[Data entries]
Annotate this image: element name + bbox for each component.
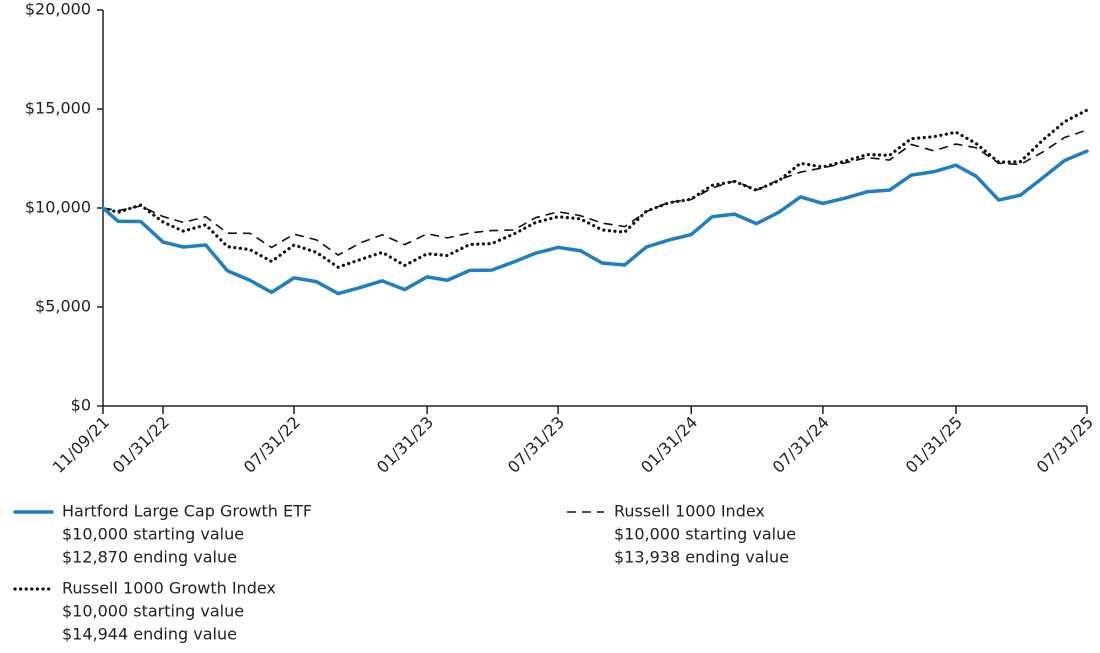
legend-detail: $10,000 starting value	[62, 525, 244, 544]
x-tick-label: 01/31/25	[902, 413, 966, 477]
legend-detail: $12,870 ending value	[62, 548, 237, 567]
series-line	[101, 149, 1089, 296]
legend-label: Russell 1000 Index	[614, 502, 765, 521]
x-tick-label: 01/31/23	[373, 413, 437, 477]
x-tick-label: 07/31/23	[504, 413, 568, 477]
y-tick-label: $5,000	[35, 297, 91, 316]
x-tick-label: 01/31/22	[109, 413, 173, 477]
x-tick-label: 01/31/24	[637, 413, 701, 477]
x-tick-label: 07/31/25	[1033, 413, 1097, 477]
legend-detail: $13,938 ending value	[614, 548, 789, 567]
series-line	[102, 129, 1088, 256]
legend-item: Hartford Large Cap Growth ETF $10,000 sta…	[13, 502, 312, 567]
series-line	[101, 108, 1089, 269]
legend-item: Russell 1000 Index $10,000 starting value…	[567, 502, 796, 567]
legend-detail: $10,000 starting value	[62, 602, 244, 621]
legend-label: Hartford Large Cap Growth ETF	[62, 502, 312, 521]
x-tick-label: 07/31/24	[769, 413, 833, 477]
x-tick-label: 07/31/22	[240, 413, 304, 477]
y-tick-label: $0	[71, 396, 91, 415]
legend-item: Russell 1000 Growth Index $10,000 startin…	[13, 579, 276, 644]
y-tick-label: $20,000	[25, 0, 91, 19]
legend-detail: $10,000 starting value	[614, 525, 796, 544]
legend-label: Russell 1000 Growth Index	[62, 579, 276, 598]
y-tick-label: $10,000	[25, 198, 91, 217]
legend-detail: $14,944 ending value	[62, 625, 237, 644]
y-tick-label: $15,000	[25, 99, 91, 118]
x-tick-label: 11/09/21	[49, 413, 113, 477]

[STATED EXERCISE] Locate every line in the records that contains the word "Growth" and copy each of those lines in full, matching case exactly.

[EXERCISE RESULT]
legend-item: Hartford Large Cap Growth ETF $10,000 sta…	[13, 502, 312, 567]
legend-label: Hartford Large Cap Growth ETF	[62, 502, 312, 521]
legend-item: Russell 1000 Growth Index $10,000 startin…	[13, 579, 276, 644]
legend-label: Russell 1000 Growth Index	[62, 579, 276, 598]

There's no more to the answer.